**REQUIREMENT**
Find every line with the word "remaining" and give their count, nothing else.

**DATA LISTING**

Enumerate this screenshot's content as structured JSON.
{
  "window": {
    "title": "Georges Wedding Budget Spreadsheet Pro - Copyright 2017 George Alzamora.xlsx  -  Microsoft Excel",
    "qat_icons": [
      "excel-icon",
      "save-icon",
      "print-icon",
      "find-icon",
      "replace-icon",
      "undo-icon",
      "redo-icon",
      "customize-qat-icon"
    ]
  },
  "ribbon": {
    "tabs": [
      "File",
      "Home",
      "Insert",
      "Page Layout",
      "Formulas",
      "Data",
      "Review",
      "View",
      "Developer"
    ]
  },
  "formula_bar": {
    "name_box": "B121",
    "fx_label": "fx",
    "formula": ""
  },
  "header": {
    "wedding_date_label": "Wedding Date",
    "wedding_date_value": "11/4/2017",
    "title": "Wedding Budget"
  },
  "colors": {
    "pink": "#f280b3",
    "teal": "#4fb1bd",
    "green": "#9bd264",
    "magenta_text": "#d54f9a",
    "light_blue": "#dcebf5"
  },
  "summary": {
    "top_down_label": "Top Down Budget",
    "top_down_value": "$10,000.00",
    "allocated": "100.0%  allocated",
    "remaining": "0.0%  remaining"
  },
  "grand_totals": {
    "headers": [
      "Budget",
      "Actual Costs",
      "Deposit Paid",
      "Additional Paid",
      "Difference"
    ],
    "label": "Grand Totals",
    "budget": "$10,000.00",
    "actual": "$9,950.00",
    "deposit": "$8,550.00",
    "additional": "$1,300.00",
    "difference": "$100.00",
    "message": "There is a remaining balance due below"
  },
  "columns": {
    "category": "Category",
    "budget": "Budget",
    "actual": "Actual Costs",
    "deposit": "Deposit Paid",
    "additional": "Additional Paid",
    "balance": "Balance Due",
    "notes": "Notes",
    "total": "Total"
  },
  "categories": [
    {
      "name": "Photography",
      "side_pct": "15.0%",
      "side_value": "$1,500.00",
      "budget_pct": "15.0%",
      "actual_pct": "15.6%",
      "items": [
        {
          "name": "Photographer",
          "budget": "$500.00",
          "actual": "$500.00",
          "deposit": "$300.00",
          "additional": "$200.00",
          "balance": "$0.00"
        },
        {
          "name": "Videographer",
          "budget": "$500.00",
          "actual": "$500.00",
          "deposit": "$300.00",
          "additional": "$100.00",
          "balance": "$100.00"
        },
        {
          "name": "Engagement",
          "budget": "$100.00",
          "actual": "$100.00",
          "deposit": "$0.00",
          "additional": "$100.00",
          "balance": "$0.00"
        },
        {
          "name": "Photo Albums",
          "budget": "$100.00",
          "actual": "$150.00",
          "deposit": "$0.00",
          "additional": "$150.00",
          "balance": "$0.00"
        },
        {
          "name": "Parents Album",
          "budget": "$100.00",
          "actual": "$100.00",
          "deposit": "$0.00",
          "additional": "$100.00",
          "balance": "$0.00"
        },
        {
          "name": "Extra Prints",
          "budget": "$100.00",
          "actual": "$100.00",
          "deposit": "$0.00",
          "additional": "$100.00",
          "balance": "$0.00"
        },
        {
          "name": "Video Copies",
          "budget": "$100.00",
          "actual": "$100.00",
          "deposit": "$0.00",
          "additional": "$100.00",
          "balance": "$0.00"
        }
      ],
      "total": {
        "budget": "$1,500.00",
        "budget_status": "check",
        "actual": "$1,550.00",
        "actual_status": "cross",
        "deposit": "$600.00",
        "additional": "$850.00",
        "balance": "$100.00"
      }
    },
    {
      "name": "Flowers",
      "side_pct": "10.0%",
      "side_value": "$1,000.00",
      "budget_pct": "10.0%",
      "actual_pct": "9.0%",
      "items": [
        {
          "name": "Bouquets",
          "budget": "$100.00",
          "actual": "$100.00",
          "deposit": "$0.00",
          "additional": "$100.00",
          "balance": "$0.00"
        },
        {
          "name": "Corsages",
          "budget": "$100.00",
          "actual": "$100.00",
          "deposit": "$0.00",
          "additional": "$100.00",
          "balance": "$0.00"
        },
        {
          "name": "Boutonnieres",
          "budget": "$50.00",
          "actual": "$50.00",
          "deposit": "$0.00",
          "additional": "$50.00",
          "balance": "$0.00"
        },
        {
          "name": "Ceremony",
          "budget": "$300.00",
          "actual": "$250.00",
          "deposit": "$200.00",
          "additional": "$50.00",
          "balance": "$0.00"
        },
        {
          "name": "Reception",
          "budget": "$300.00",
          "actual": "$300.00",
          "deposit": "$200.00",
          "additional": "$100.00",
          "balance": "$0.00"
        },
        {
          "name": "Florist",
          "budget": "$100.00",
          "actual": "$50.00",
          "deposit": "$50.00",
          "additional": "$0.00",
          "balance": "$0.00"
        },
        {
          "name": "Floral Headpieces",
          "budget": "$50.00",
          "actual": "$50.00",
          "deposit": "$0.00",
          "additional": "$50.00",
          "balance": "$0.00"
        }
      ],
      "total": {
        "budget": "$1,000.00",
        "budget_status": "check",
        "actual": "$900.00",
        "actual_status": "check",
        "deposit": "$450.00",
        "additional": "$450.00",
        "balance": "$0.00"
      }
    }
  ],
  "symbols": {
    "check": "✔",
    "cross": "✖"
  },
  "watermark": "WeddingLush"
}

**FINAL ANSWER**
2